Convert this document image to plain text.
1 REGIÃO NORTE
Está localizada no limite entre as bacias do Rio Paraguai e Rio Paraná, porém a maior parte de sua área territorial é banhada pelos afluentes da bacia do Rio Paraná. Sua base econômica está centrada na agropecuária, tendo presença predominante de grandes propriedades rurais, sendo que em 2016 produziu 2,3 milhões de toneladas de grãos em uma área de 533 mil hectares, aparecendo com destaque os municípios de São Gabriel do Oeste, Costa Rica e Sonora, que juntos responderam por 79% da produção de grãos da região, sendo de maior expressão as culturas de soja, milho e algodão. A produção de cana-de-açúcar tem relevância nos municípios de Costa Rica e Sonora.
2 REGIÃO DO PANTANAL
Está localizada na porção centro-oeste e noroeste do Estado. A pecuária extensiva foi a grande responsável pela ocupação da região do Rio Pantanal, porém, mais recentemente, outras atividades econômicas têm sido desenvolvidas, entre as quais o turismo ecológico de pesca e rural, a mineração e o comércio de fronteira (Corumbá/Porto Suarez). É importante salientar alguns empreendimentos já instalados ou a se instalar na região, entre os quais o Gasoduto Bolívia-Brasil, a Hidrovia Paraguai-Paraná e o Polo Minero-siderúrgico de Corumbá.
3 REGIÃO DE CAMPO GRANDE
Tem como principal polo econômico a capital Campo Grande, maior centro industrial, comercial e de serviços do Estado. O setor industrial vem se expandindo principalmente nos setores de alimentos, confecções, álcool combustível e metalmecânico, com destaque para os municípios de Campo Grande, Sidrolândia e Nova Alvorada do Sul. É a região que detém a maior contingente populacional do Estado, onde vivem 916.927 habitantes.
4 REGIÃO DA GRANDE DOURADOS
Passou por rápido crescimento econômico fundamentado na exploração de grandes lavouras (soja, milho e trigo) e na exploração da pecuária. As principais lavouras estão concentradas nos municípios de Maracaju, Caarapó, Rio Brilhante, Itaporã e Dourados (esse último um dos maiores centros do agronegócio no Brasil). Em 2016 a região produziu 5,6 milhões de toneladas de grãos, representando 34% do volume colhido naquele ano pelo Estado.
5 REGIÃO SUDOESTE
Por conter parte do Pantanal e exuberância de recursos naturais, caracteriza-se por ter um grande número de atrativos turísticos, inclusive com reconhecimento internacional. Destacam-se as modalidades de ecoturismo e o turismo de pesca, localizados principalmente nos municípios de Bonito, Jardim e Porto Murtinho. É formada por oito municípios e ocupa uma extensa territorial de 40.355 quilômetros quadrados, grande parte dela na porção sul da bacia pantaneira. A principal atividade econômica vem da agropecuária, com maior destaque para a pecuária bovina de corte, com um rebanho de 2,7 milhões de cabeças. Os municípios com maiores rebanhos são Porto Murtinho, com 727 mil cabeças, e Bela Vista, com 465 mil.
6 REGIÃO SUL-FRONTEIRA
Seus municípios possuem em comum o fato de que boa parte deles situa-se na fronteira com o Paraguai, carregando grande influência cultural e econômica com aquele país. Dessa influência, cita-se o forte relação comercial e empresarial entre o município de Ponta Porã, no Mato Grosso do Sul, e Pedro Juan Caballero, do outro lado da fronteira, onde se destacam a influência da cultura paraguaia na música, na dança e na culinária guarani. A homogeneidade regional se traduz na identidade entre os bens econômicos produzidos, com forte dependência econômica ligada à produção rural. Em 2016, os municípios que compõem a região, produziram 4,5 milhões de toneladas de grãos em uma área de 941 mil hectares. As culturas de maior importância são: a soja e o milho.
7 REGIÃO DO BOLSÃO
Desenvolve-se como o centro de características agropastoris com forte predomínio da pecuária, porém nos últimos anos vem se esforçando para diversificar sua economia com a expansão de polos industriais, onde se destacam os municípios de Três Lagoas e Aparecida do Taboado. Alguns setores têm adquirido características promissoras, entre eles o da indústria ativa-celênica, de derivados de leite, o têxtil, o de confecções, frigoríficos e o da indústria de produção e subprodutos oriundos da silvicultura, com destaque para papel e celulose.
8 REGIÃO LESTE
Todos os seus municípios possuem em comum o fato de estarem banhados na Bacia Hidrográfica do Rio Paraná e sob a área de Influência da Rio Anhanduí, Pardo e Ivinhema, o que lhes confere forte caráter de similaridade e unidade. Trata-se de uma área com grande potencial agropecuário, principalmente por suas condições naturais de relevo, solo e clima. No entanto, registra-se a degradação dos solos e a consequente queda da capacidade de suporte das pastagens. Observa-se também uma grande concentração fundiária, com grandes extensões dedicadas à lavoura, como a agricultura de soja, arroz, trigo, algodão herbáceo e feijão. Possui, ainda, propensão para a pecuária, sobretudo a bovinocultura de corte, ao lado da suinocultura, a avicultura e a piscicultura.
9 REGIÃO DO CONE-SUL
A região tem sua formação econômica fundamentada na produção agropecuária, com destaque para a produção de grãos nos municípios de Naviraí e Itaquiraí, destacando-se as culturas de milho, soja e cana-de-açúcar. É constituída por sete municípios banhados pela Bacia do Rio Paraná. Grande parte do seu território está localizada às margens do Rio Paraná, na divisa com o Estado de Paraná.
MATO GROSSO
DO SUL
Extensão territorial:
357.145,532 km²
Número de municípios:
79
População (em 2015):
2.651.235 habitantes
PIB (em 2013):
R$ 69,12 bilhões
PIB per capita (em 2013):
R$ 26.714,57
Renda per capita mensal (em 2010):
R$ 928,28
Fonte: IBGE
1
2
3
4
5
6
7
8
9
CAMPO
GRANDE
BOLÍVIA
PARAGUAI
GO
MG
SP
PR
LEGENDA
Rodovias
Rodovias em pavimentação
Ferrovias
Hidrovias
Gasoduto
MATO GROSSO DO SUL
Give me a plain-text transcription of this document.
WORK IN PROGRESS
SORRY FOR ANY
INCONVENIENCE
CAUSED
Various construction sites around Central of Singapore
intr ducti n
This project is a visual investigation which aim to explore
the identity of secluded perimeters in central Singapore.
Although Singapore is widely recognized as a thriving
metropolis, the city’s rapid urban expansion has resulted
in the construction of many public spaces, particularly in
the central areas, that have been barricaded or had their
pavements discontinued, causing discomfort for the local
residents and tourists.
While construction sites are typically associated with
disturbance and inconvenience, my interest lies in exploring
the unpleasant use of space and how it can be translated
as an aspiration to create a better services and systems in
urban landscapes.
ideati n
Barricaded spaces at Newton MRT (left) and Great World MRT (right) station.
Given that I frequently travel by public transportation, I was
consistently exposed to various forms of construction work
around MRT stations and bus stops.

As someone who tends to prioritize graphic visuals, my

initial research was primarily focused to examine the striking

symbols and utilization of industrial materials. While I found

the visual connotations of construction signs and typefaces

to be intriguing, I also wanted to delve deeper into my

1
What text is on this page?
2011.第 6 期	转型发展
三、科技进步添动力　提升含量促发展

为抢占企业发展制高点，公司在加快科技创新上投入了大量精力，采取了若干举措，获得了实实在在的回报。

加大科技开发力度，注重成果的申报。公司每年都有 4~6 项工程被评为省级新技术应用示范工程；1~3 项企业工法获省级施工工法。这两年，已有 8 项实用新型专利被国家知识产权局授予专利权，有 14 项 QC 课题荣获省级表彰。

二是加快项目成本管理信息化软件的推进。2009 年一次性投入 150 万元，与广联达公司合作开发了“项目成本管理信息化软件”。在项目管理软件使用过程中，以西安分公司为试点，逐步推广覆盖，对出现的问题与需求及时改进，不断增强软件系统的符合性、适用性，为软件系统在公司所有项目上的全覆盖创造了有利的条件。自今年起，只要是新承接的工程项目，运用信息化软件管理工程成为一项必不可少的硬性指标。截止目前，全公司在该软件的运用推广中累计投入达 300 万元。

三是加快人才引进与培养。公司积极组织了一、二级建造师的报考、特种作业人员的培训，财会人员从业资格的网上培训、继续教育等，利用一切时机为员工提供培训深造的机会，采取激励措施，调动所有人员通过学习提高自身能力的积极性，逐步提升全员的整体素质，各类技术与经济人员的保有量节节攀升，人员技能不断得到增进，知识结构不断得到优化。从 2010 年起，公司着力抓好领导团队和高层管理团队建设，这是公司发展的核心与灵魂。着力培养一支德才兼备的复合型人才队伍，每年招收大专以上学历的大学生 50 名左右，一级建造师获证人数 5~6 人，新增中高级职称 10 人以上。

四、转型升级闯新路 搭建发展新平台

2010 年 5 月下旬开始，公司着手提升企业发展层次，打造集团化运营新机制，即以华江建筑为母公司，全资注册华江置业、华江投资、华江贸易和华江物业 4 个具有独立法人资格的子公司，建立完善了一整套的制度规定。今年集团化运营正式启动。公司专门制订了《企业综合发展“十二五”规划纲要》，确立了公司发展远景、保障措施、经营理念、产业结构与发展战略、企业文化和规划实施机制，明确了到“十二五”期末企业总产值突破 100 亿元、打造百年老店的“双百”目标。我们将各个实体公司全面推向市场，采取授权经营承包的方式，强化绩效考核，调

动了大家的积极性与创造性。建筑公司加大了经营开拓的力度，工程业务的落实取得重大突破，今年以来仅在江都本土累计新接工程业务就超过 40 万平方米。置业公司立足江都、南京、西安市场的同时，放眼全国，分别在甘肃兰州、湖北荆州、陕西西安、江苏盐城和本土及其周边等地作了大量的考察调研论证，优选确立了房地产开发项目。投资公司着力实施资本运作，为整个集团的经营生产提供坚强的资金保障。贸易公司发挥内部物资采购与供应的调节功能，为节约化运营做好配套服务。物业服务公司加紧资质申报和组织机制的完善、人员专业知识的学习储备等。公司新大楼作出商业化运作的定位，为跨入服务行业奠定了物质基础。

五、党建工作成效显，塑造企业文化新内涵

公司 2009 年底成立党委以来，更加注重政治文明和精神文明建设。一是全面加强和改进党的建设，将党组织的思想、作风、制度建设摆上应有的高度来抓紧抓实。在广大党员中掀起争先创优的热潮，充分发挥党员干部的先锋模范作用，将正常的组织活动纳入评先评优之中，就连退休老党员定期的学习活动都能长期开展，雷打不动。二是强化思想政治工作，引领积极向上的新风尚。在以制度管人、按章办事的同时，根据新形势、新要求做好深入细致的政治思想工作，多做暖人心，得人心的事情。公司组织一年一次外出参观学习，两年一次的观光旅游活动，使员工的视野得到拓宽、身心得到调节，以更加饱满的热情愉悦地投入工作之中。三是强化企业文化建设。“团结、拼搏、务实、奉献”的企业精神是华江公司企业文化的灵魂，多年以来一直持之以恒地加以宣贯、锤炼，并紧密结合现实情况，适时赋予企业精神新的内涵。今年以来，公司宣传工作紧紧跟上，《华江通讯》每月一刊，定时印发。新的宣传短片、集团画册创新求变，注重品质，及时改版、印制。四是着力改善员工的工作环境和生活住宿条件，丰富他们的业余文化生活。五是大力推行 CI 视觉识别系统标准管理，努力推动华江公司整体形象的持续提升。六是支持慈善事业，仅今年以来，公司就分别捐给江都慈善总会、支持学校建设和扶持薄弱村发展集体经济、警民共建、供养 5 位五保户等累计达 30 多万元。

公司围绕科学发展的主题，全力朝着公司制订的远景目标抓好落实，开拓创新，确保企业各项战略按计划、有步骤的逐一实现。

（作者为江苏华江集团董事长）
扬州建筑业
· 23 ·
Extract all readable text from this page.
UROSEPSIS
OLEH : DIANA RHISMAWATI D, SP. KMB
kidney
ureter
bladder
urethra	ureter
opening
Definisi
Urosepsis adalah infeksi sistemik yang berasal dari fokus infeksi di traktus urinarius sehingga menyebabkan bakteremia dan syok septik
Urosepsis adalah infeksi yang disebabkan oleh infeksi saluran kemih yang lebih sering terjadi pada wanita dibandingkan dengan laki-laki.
::::
→ **Goal**
State the count of lines with the word "infeksi" in them, and write nothing else.

→ **Result of the exercise**
2